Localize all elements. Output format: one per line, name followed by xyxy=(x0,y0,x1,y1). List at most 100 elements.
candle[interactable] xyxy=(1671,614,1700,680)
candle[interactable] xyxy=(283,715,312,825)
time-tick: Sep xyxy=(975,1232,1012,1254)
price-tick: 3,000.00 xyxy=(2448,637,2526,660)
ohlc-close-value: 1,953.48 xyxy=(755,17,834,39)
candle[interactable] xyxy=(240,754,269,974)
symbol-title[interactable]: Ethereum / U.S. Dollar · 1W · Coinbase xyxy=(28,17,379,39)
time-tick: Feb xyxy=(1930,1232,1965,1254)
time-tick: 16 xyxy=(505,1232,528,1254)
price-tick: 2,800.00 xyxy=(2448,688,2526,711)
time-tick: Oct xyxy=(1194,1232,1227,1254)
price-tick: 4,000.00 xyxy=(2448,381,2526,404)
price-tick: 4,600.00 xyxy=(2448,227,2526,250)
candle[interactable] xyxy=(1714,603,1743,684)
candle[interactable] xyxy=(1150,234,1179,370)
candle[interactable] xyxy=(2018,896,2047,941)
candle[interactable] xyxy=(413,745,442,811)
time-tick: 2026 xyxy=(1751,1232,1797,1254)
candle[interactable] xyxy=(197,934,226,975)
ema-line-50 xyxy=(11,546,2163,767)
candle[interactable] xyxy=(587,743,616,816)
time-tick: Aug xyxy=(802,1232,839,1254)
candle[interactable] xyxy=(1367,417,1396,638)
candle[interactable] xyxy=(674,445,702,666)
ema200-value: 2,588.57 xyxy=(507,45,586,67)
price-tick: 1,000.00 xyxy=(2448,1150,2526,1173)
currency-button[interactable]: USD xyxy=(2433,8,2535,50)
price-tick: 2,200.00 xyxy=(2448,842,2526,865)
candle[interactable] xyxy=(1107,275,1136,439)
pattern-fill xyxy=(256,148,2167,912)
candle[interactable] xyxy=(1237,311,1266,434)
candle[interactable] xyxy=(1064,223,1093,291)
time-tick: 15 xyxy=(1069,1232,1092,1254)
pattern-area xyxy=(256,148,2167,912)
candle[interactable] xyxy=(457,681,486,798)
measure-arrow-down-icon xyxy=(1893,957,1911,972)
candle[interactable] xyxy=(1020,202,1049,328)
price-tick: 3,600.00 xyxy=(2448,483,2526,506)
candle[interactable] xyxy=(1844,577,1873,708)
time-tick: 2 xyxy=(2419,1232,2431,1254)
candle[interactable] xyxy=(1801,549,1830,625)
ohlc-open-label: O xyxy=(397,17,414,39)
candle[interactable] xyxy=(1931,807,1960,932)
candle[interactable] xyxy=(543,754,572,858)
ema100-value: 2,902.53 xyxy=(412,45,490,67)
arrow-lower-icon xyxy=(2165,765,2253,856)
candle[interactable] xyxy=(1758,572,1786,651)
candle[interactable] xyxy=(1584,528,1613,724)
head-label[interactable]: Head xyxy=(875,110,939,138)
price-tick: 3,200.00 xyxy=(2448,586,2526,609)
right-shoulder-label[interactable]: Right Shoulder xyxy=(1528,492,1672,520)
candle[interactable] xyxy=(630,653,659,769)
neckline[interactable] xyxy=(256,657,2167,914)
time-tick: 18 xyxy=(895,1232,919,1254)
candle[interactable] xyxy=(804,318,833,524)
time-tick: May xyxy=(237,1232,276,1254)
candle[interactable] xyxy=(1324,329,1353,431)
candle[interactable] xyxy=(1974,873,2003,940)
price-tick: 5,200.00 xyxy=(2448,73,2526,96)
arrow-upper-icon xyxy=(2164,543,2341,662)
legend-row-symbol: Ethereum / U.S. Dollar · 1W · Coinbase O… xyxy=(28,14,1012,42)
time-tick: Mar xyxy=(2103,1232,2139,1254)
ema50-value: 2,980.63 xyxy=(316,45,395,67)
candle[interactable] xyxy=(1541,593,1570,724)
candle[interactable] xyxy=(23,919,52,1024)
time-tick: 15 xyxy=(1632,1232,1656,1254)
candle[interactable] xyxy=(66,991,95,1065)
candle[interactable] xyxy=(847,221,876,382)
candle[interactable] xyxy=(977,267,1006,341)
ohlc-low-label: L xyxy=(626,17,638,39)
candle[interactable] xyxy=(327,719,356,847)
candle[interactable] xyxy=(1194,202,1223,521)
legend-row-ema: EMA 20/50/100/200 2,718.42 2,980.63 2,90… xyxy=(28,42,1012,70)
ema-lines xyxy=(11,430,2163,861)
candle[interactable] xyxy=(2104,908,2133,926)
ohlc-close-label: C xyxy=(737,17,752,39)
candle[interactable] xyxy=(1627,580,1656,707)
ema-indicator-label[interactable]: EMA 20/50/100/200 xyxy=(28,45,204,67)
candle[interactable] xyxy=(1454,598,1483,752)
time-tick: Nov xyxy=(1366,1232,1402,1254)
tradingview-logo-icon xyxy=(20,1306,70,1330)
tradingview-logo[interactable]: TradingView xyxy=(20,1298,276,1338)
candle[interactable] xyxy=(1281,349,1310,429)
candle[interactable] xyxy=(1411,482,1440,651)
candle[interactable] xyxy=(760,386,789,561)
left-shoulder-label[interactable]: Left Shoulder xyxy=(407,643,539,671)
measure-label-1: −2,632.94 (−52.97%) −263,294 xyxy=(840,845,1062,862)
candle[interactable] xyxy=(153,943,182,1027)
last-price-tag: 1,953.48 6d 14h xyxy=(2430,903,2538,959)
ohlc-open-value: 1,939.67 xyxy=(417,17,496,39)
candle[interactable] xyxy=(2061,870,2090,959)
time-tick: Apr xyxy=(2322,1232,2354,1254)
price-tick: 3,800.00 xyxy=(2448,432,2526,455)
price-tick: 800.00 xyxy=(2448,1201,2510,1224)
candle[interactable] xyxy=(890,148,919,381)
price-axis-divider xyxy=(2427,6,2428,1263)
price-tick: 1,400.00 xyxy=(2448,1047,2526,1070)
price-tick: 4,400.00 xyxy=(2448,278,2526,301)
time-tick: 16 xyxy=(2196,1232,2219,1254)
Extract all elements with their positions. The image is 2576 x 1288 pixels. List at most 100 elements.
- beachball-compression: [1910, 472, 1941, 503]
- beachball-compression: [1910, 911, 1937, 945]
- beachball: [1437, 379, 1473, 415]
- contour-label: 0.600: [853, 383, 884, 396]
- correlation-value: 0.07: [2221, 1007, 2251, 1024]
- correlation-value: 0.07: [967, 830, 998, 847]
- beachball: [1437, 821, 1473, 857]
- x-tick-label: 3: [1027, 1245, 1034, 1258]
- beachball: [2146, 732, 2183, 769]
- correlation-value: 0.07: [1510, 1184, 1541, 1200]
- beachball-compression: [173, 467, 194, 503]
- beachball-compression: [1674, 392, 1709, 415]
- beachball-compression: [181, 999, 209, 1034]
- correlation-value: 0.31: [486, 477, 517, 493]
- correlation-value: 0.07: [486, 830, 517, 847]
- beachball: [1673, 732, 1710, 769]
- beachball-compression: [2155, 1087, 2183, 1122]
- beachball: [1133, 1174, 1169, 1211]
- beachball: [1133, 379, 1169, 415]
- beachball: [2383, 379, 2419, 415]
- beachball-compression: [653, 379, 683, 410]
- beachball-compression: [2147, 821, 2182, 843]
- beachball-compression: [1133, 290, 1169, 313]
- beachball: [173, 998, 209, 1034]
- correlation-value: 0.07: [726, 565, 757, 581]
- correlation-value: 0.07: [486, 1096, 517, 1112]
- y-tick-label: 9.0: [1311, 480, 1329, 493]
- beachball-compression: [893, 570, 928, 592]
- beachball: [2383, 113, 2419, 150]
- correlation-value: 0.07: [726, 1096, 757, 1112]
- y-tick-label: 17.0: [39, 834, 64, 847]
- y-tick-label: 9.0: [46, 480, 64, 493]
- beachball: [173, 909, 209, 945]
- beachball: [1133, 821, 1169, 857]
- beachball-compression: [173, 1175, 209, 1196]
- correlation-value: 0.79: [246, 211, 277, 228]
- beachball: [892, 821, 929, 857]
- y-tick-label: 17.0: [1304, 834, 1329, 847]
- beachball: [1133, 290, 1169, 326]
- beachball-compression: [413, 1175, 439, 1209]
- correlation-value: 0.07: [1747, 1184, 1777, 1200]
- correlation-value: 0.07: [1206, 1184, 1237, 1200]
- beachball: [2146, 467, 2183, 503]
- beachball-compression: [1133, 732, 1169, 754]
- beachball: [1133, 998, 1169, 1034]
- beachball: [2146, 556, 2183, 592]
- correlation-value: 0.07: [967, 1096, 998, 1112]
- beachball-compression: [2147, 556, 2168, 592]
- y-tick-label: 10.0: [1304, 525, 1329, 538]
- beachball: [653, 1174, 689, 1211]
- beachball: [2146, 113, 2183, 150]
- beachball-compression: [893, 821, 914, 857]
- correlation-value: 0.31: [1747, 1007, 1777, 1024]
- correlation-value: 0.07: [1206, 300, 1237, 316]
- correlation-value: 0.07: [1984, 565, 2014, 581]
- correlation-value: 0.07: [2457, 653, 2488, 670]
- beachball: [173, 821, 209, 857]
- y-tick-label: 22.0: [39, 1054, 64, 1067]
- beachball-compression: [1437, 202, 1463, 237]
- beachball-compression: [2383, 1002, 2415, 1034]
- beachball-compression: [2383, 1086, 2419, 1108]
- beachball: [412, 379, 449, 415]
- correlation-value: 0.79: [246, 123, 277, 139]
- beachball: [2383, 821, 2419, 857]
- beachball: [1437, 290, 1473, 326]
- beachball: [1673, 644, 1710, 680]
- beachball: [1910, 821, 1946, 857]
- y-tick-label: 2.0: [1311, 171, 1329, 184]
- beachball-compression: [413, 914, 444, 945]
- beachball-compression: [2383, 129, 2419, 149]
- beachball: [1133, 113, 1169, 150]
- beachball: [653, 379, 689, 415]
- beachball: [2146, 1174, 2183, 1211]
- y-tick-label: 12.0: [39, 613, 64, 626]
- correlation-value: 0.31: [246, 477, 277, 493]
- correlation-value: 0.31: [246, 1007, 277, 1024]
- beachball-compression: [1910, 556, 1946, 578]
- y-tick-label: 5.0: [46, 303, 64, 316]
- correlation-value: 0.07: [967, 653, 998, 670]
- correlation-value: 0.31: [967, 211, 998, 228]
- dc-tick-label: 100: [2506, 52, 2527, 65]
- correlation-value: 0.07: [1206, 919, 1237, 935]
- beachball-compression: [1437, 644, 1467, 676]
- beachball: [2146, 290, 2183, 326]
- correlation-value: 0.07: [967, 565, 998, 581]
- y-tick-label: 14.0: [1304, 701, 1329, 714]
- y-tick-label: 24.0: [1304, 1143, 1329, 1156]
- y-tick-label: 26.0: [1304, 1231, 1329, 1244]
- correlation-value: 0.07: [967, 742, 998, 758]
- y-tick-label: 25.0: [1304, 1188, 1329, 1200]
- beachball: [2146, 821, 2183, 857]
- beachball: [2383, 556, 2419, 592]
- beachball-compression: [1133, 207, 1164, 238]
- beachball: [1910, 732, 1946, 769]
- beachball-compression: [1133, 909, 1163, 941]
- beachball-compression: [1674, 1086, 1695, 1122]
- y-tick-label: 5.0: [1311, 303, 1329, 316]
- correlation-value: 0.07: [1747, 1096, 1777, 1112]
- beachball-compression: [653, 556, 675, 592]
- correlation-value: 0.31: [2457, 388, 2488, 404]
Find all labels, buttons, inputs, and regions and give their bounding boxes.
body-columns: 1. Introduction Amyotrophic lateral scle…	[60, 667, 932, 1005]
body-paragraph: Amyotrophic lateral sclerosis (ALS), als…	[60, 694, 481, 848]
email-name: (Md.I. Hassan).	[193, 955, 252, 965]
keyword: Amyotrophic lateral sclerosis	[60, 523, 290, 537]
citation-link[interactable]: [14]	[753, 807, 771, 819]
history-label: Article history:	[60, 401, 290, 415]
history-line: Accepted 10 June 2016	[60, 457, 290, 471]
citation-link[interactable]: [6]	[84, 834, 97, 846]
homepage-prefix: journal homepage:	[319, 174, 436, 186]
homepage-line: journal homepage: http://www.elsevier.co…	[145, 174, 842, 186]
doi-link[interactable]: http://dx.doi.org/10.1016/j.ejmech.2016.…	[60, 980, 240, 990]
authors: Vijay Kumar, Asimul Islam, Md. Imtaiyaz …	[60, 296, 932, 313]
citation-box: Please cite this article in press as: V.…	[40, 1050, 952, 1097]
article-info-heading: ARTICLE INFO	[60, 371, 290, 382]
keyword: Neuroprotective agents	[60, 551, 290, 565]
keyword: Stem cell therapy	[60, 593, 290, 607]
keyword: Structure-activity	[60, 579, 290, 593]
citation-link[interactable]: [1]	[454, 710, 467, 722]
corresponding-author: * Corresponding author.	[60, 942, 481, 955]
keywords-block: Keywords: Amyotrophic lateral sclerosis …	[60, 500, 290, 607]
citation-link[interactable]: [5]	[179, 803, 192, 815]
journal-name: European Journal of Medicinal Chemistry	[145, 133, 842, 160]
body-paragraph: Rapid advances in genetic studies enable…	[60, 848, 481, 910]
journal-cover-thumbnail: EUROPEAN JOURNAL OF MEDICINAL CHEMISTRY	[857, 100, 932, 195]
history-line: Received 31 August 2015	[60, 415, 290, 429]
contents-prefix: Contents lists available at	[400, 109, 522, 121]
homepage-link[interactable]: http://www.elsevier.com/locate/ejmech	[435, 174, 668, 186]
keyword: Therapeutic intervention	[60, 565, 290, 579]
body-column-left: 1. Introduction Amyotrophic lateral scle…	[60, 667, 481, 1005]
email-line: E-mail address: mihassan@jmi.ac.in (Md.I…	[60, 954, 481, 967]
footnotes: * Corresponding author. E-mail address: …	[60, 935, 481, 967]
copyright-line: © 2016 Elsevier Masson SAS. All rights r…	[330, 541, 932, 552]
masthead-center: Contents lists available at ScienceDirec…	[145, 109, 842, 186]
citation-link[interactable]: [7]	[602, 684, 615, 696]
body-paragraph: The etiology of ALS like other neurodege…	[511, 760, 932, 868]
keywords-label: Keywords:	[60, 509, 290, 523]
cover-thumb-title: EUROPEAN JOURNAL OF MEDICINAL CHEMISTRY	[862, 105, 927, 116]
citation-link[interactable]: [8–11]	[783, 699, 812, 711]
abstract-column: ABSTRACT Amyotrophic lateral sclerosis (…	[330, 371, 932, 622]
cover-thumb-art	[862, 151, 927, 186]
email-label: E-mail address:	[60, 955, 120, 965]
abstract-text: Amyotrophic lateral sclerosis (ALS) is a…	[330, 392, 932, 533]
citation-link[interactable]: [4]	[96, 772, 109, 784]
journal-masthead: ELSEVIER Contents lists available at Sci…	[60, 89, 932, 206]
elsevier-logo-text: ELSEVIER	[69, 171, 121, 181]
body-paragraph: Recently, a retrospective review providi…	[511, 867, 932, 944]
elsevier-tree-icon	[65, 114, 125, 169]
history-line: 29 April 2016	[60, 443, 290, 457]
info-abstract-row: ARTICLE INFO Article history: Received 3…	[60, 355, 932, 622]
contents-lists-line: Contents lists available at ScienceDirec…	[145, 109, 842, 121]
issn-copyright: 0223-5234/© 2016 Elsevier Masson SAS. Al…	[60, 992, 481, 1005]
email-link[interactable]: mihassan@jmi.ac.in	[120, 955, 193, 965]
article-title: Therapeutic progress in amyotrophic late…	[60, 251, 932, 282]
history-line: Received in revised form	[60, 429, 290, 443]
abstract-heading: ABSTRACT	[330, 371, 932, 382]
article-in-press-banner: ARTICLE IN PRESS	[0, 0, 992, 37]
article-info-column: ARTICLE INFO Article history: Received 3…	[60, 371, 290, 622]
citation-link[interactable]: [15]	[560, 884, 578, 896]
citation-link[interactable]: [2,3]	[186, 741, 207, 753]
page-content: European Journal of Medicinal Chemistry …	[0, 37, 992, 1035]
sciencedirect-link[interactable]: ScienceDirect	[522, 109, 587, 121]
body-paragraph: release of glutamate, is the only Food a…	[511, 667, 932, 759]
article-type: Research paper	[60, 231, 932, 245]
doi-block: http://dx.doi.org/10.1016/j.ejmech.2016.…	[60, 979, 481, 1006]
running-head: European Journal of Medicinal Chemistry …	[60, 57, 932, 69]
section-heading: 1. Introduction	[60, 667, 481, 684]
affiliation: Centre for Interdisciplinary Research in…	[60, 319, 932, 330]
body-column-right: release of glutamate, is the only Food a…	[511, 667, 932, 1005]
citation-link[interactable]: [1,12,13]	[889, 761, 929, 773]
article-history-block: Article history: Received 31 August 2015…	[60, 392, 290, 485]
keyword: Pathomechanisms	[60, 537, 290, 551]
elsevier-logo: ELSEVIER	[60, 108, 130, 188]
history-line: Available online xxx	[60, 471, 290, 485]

DIRECTION =
Reproduce the entries from the start through the line containing "time-tick: Sep xyxy=(975,1232,1012,1254)", inclusive, substituting "bar" for every occurrence of "candle" and leaving all else unchanged.

CORRECT OUTPUT =
Localize all elements. Output format: one per line, name followed by xyxy=(x0,y0,x1,y1). List at most 100 elements.
bar[interactable] xyxy=(1671,614,1700,680)
bar[interactable] xyxy=(283,715,312,825)
time-tick: Sep xyxy=(975,1232,1012,1254)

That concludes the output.